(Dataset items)
○ ○ ○ ○

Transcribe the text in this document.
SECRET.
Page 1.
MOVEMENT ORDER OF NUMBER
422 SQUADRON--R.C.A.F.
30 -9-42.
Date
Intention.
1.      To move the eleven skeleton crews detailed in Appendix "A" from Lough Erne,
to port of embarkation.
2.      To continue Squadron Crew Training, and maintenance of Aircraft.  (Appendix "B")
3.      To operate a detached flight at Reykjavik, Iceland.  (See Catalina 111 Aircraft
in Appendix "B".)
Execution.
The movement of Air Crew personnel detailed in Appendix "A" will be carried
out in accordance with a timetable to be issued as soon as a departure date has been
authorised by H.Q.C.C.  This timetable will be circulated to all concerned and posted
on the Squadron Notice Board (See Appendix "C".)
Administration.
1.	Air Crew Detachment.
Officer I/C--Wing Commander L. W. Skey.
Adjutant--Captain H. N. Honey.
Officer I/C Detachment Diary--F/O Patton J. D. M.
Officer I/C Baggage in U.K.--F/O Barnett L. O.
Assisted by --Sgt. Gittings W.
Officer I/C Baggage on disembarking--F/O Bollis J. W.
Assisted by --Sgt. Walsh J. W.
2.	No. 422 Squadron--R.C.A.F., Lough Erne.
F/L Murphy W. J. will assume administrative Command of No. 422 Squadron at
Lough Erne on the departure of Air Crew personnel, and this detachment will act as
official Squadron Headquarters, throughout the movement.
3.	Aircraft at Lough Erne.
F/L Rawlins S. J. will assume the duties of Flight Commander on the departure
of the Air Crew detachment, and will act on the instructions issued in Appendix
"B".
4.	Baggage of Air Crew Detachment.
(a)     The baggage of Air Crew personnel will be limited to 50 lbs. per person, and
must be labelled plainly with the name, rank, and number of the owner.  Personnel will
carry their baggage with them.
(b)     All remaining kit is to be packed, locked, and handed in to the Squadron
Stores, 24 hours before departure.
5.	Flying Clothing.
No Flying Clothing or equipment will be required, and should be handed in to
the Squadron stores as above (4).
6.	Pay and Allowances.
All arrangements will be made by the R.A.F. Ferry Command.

○ ○ ○ ○

* [REQUIREMENT]:
Where a line holds the string "Commander", copy that line.

* [WORKED ANSWER]:
Officer I/C--Wing Commander L. W. Skey.
F/L Rawlins S. J. will assume the duties of Flight Commander on the departure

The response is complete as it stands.